| Task requirements |
Report all lines holding "tous".

| Records shown |
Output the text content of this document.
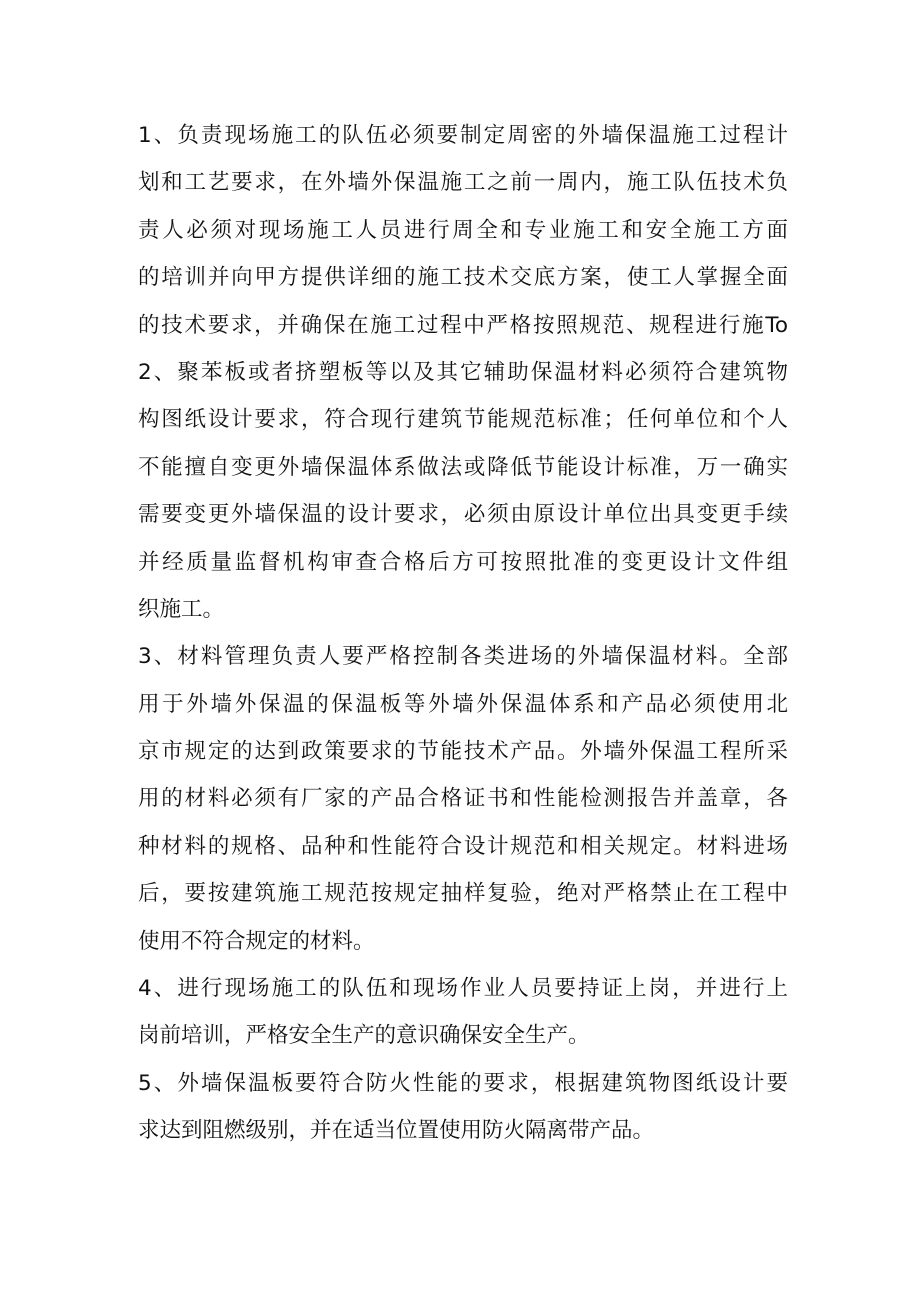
1、负责现场施工的队伍必须要制定周密的外墙保温施工过程计
划和工艺要求，在外墙外保温施工之前一周内，施工队伍技术负
责人必须对现场施工人员进行周全和专业施工和安全施工方面
的培训并向甲方提供详细的施工技术交底方案，使工人掌握全面
的技术要求，并确保在施工过程中严格按照规范、规程进行施To
2、聚苯板或者挤塑板等以及其它辅助保温材料必须符合建筑物
构图纸设计要求，符合现行建筑节能规范标准；任何单位和个人
不能擅自变更外墙保温体系做法或降低节能设计标准，万一确实
需要变更外墙保温的设计要求，必须由原设计单位出具变更手续
并经质量监督机构审查合格后方可按照批准的变更设计文件组
织施工。
3、材料管理负责人要严格控制各类进场的外墙保温材料。全部
用于外墙外保温的保温板等外墙外保温体系和产品必须使用北
京市规定的达到政策要求的节能技术产品。外墙外保温工程所采
用的材料必须有厂家的产品合格证书和性能检测报告并盖章，各
种材料的规格、品种和性能符合设计规范和相关规定。材料进场
后，要按建筑施工规范按规定抽样复验，绝对严格禁止在工程中
使用不符合规定的材料。
4、进行现场施工的队伍和现场作业人员要持证上岗，并进行上
岗前培训，严格安全生产的意识确保安全生产。
5、外墙保温板要符合防火性能的要求，根据建筑物图纸设计要
求达到阻燃级别，并在适当位置使用防火隔离带产品。
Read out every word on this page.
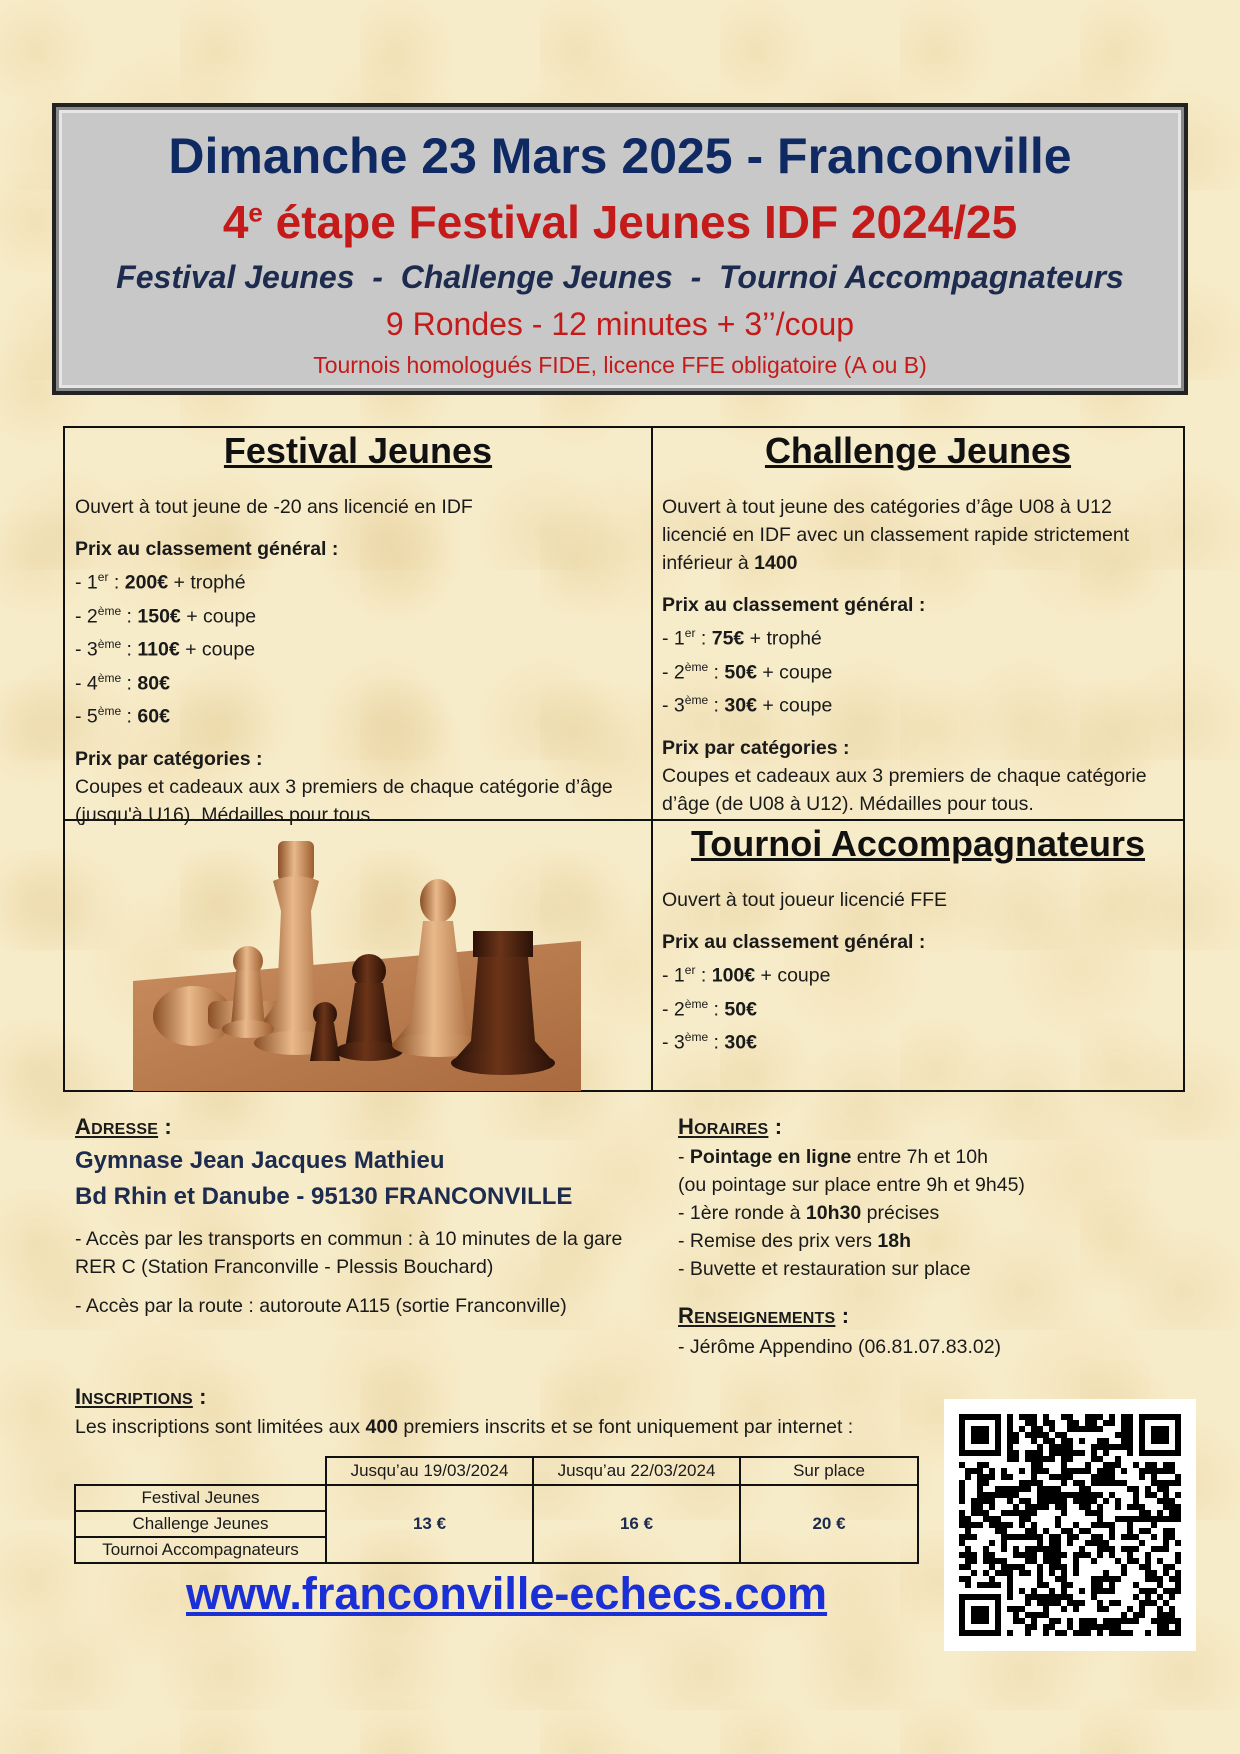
Dimanche 23 Mars 2025 - Franconville
4e étape Festival Jeunes IDF 2024/25
Festival Jeunes  -  Challenge Jeunes  -  Tournoi Accompagnateurs
9 Rondes - 12 minutes + 3’’/coup
Tournois homologués FIDE, licence FFE obligatoire (A ou B)
Festival Jeunes
Ouvert à tout jeune de -20 ans licencié en IDF
Prix au classement général :
- 1er : 200€ + trophé
- 2ème : 150€ + coupe
- 3ème : 110€ + coupe
- 4ème : 80€
- 5ème : 60€
Prix par catégories :
Coupes et cadeaux aux 3 premiers de chaque catégorie d’âge (jusqu'à U16). Médailles pour tous.
Challenge Jeunes
Ouvert à tout jeune des catégories d’âge U08 à U12 licencié en IDF avec un classement rapide strictement inférieur à 1400
Prix au classement général :
- 1er : 75€ + trophé
- 2ème : 50€ + coupe
- 3ème : 30€ + coupe
Prix par catégories :
Coupes et cadeaux aux 3 premiers de chaque catégorie d’âge (de U08 à U12). Médailles pour tous.
Tournoi Accompagnateurs
Ouvert à tout joueur licencié FFE
Prix au classement général :
- 1er : 100€ + coupe
- 2ème : 50€
- 3ème : 30€
ADRESSE :
Gymnase Jean Jacques Mathieu
Bd Rhin et Danube - 95130 FRANCONVILLE
- Accès par les transports en commun : à 10 minutes de la gare RER C (Station Franconville - Plessis Bouchard)
- Accès par la route : autoroute A115 (sortie Franconville)
HORAIRES :
- Pointage en ligne entre 7h et 10h
(ou pointage sur place entre 9h et 9h45)
- 1ère ronde à 10h30 précises
- Remise des prix vers 18h
- Buvette et restauration sur place
RENSEIGNEMENTS :
- Jérôme Appendino (06.81.07.83.02)
INSCRIPTIONS :
Les inscriptions sont limitées aux 400 premiers inscrits et se font uniquement par internet :
	Jusqu’au 19/03/2024	Jusqu’au 22/03/2024	Sur place
Festival Jeunes	13 €	16 €	20 €
Challenge Jeunes			
Tournoi Accompagnateurs			
www.franconville-echecs.com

| The reply |
Coupes et cadeaux aux 3 premiers de chaque catégorie d’âge (jusqu'à U16). Médailles pour tous.
Coupes et cadeaux aux 3 premiers de chaque catégorie d’âge (de U08 à U12). Médailles pour tous.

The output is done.